→ **OBJECTIVE**
Copy each line holding the string "淹积水治理".

→ **DATASET EXCERPTS**
+++
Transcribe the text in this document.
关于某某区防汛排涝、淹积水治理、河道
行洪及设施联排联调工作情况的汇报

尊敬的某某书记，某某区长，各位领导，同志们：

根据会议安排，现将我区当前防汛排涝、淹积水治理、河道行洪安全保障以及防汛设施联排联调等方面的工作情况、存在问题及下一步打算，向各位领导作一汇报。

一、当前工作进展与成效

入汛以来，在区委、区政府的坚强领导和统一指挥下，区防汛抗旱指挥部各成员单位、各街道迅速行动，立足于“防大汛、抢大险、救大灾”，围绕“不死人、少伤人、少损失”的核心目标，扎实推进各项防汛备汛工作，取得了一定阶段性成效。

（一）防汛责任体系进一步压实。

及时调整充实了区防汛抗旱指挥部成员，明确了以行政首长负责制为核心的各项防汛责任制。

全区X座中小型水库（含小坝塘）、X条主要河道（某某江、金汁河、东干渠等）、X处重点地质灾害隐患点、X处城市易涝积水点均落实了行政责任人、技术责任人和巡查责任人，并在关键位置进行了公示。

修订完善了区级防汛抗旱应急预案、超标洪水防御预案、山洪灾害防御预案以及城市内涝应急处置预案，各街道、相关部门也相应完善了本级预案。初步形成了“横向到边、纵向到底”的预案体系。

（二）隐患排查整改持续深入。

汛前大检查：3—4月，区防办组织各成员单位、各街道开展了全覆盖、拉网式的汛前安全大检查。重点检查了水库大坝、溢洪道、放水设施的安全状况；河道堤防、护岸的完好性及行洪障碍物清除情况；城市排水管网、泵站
+++
→ **RIGHT ANSWER**
关于某某区防汛排涝、淹积水治理、河道
根据会议安排，现将我区当前防汛排涝、淹积水治理、河道行洪安全保障以及防汛设施联排联调等方面的工作情况、存在问题及下一步打算，向各位领导作一汇报。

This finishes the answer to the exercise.